— begin RECORDS PROVIDED —

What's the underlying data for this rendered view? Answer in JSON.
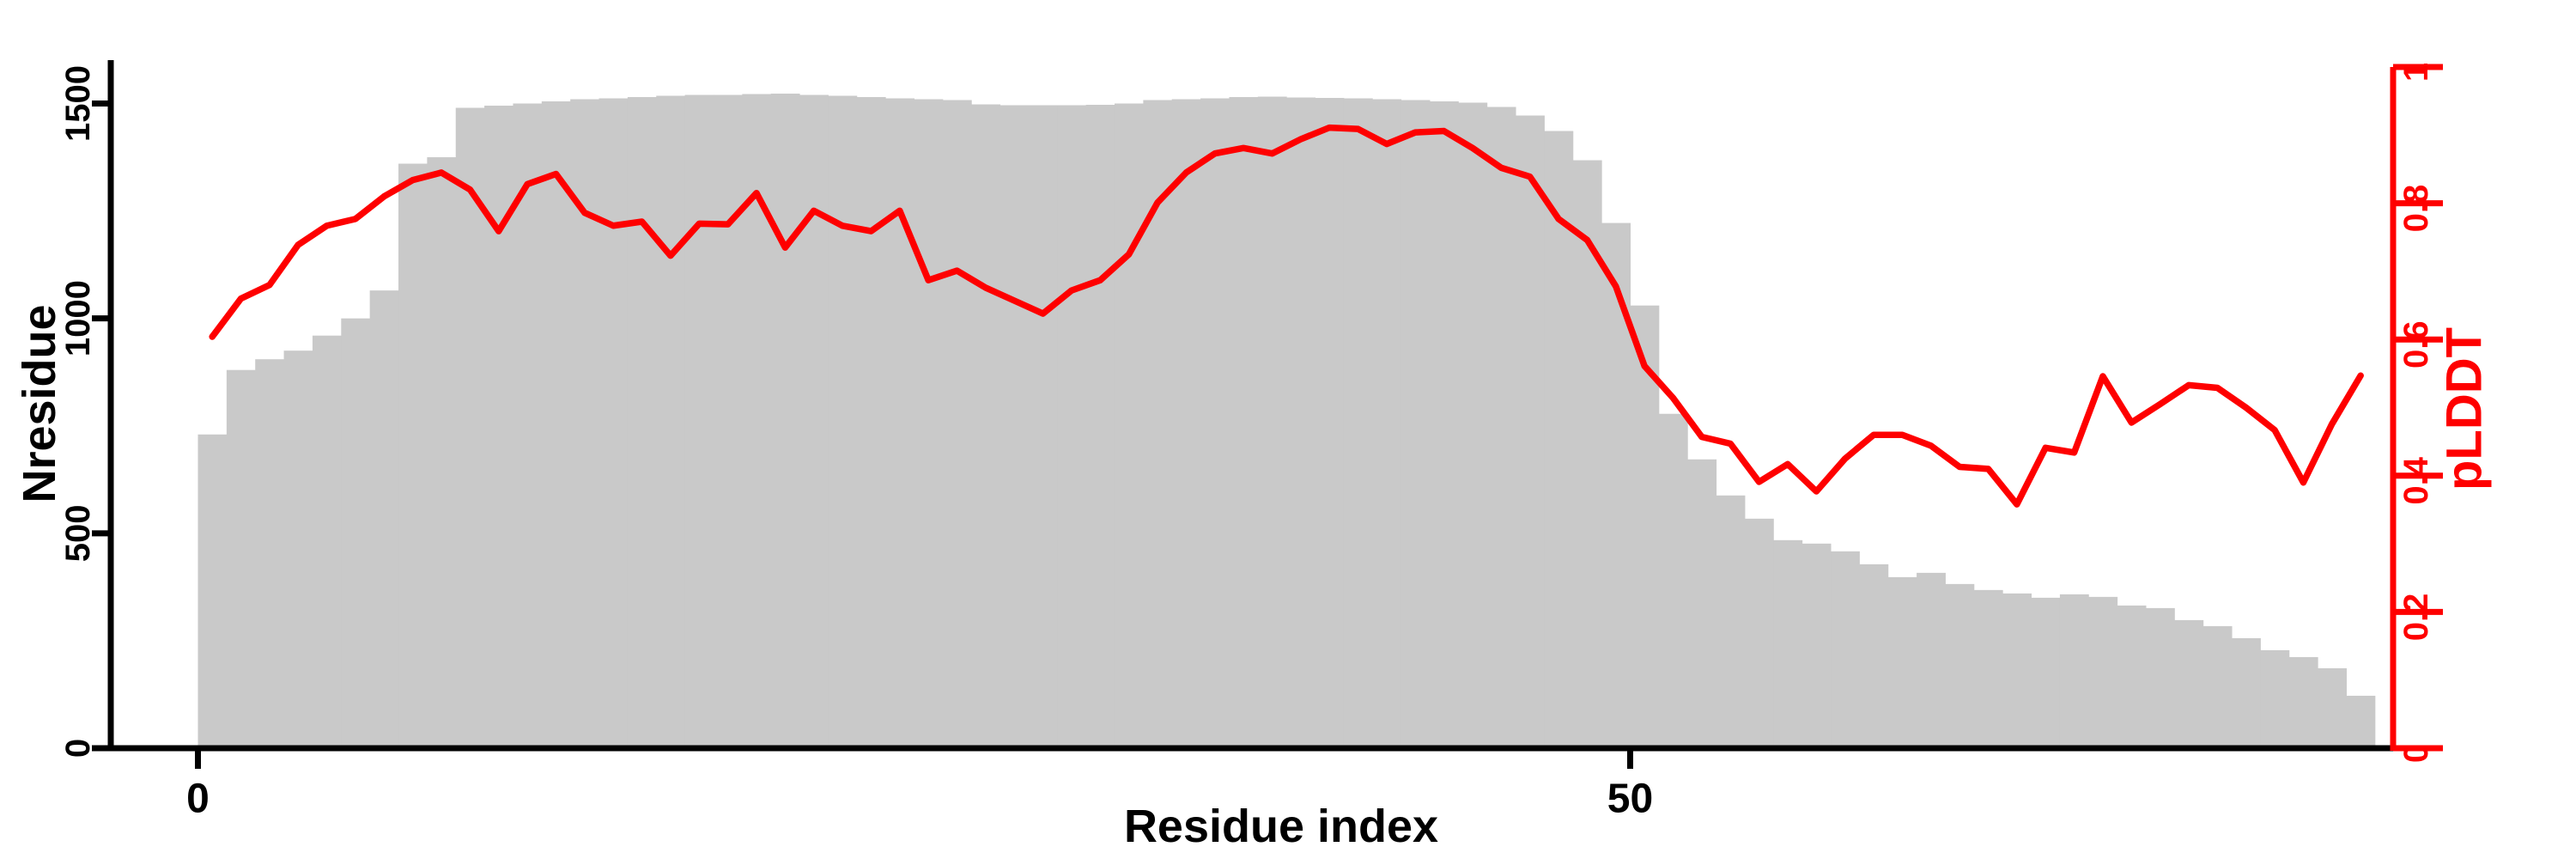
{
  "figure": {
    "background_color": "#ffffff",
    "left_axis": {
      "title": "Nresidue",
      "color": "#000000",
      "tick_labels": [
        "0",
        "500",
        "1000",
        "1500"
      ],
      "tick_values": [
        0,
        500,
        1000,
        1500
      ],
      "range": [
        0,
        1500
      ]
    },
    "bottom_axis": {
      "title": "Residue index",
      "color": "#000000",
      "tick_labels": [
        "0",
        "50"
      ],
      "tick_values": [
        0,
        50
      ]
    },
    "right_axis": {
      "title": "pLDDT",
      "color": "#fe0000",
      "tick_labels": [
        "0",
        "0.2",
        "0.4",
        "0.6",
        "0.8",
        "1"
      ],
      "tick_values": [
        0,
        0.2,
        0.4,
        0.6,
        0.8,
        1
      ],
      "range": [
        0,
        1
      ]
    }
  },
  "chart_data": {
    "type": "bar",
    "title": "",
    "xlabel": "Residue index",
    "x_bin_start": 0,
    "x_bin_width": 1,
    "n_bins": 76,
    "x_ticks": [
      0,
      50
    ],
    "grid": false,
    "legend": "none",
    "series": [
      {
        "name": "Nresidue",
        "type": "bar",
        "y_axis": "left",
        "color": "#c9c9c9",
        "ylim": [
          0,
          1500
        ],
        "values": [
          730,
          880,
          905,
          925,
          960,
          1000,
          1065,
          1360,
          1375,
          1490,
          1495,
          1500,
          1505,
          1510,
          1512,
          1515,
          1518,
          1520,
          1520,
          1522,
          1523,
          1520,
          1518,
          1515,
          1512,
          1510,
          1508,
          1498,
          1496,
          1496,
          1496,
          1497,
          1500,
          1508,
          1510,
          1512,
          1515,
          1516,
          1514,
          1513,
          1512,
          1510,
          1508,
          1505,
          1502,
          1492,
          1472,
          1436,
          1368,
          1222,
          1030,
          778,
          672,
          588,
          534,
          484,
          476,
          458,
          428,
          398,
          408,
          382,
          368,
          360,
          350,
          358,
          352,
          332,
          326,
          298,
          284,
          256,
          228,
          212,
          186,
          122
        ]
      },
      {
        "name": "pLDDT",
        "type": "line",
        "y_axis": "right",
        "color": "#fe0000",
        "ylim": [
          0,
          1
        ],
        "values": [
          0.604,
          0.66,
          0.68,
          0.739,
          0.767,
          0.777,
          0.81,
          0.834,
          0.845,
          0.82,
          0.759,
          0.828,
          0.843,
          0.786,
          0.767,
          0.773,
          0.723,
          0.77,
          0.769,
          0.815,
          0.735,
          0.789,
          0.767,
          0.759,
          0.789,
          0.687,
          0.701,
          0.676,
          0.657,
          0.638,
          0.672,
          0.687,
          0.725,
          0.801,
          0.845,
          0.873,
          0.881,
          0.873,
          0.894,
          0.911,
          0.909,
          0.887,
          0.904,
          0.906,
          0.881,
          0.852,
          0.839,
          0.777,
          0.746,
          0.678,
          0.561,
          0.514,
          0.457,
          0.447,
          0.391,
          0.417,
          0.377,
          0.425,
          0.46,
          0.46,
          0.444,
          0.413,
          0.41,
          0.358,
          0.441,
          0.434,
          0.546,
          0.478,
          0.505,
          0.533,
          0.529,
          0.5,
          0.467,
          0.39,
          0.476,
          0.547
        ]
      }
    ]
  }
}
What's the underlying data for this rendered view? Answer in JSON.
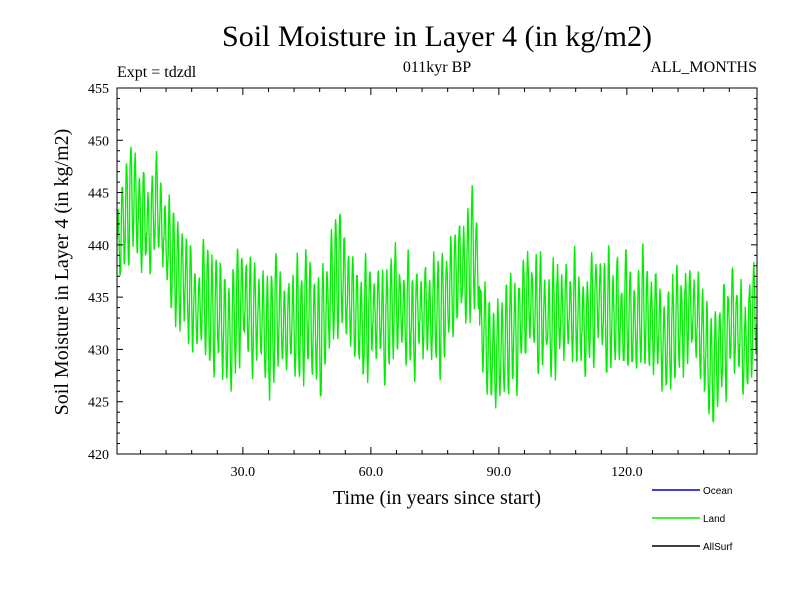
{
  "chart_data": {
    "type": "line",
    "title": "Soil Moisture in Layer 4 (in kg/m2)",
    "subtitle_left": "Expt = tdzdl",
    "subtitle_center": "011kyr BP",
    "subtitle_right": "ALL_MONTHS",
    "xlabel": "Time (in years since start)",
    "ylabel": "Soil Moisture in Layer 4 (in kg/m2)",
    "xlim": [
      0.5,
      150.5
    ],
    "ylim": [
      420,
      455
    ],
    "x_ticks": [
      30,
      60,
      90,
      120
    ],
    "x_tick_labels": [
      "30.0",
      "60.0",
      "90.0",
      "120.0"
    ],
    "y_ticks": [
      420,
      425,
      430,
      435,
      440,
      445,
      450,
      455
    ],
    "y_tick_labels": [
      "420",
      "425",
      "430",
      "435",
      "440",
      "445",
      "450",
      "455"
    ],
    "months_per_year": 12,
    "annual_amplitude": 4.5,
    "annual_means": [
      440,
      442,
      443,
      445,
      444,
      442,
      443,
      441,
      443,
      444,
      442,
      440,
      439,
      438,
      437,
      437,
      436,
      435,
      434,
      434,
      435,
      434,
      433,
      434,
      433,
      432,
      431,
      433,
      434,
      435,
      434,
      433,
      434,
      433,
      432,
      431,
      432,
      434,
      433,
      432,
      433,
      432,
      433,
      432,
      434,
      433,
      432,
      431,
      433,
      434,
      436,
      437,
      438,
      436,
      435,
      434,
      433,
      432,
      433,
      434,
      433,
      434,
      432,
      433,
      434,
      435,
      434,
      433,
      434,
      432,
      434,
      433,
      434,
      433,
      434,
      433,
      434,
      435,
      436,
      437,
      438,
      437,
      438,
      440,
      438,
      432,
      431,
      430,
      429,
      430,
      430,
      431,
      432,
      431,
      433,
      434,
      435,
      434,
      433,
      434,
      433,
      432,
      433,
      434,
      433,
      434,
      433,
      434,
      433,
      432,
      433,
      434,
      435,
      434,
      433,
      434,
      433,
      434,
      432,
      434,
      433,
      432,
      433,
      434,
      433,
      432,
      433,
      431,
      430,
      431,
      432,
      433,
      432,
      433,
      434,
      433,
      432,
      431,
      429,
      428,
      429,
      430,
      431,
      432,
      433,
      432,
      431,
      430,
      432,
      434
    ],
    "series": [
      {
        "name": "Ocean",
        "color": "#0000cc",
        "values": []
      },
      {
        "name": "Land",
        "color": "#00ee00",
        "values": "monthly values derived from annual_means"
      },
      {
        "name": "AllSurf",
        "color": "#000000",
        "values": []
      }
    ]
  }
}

— end RECORDS PROVIDED —

Every line above that contains the word "name" should be reported.

→ **TASK OUTPUT**
        "name": "Nresidue",
        "name": "pLDDT",
        "name": "Ocean",
        "name": "Land",
        "name": "AllSurf",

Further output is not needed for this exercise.